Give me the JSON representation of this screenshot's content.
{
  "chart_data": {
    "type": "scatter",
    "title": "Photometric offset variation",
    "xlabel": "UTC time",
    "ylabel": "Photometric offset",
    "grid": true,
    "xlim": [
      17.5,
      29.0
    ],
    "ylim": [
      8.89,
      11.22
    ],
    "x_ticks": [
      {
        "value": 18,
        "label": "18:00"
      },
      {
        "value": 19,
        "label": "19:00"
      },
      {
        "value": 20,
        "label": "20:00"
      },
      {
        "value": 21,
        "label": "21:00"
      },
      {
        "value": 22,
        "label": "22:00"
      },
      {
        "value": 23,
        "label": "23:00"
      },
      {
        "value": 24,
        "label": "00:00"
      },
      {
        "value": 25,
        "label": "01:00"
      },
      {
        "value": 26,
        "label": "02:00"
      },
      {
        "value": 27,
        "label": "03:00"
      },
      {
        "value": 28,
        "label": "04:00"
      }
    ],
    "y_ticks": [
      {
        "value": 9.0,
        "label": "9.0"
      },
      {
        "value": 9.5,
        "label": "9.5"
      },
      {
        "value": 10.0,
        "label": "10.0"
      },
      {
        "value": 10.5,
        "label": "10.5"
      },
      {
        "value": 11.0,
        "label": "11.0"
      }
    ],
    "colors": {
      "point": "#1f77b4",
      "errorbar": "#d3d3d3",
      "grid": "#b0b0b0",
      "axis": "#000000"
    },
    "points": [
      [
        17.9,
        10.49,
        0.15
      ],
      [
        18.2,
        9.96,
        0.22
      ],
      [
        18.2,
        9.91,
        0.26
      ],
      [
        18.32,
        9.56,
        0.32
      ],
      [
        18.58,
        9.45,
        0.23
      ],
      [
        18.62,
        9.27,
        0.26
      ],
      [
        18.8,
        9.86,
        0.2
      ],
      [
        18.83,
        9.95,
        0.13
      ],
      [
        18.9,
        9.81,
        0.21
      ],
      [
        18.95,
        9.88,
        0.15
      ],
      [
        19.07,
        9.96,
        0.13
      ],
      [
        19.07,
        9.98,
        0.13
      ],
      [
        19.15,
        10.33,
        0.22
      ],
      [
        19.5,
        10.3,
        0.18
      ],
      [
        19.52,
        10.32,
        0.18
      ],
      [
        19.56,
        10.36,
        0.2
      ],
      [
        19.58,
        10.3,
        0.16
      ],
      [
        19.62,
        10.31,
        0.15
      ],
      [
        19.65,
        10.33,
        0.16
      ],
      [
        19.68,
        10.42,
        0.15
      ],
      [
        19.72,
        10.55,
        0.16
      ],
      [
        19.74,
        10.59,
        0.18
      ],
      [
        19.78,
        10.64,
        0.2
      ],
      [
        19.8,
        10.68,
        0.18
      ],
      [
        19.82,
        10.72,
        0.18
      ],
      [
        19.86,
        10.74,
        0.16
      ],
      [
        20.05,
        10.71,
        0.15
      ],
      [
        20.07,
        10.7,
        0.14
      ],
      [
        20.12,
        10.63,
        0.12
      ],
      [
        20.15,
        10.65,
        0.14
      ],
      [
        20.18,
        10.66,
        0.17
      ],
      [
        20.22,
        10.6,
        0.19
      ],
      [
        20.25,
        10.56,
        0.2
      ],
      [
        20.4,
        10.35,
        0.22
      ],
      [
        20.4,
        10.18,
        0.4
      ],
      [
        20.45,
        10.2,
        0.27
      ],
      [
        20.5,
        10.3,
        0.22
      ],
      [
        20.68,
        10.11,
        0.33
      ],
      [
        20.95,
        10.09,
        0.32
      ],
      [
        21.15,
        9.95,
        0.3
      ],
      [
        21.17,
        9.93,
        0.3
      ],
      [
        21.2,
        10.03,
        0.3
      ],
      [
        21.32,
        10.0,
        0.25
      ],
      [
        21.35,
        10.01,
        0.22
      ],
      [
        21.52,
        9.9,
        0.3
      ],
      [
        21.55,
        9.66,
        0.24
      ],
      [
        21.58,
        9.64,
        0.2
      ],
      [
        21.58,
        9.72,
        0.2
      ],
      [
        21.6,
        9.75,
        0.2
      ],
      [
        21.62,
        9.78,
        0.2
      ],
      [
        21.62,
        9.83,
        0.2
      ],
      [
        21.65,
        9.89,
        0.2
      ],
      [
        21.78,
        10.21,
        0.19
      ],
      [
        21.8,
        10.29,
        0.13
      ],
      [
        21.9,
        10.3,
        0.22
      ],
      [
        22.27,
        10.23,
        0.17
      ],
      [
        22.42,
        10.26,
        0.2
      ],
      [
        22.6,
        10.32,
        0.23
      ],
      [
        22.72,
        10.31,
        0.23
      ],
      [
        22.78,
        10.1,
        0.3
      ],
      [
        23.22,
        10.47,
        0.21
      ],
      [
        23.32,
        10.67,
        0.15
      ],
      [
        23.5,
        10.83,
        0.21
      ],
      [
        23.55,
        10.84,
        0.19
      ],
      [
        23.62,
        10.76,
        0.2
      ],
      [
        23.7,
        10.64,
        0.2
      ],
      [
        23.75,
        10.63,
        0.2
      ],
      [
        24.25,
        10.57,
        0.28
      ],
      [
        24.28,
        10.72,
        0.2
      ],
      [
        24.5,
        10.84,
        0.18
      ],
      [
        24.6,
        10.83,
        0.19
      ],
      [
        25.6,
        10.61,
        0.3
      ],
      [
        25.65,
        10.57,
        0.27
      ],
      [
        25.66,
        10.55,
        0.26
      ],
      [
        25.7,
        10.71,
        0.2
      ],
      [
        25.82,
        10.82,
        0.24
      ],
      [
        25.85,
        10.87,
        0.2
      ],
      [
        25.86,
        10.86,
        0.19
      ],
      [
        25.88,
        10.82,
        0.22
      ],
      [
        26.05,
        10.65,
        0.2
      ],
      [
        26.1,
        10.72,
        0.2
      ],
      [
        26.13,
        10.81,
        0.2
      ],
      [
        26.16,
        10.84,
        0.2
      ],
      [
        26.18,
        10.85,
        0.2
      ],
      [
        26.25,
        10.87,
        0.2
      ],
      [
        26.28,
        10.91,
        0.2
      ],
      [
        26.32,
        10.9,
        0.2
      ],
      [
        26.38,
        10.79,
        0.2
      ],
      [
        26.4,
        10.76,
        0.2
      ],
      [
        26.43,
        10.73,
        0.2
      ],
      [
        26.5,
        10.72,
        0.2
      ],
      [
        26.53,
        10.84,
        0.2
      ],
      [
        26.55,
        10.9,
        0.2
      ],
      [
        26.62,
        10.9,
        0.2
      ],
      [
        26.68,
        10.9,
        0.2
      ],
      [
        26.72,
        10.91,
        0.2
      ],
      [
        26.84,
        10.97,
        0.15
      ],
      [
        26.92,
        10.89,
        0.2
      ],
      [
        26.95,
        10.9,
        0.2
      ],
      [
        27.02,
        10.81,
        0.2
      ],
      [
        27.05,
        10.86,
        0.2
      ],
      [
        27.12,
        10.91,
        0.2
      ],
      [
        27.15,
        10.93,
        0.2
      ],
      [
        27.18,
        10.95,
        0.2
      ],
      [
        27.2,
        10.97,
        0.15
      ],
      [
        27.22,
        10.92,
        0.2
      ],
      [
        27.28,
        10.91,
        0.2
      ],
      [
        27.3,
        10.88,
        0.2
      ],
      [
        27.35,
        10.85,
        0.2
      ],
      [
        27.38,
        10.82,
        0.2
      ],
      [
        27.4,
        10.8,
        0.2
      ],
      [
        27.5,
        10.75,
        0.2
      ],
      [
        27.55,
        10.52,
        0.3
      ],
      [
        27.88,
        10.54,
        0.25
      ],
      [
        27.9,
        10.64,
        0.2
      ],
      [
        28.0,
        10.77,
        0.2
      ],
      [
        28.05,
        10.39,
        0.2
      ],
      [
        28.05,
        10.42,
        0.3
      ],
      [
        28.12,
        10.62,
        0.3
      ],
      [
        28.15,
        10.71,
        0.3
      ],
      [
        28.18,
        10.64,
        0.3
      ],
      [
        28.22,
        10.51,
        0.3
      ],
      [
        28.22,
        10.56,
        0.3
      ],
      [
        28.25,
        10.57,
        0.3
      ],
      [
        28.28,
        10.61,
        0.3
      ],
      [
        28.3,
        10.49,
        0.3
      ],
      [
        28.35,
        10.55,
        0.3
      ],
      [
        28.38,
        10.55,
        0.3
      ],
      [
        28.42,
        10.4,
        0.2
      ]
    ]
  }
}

» WHAT YOU SHOULD DO: Look over the listing above. Pick out and copy every line that includes "offset".

» WORKED SOLUTION:
    "title": "Photometric offset variation",
    "ylabel": "Photometric offset",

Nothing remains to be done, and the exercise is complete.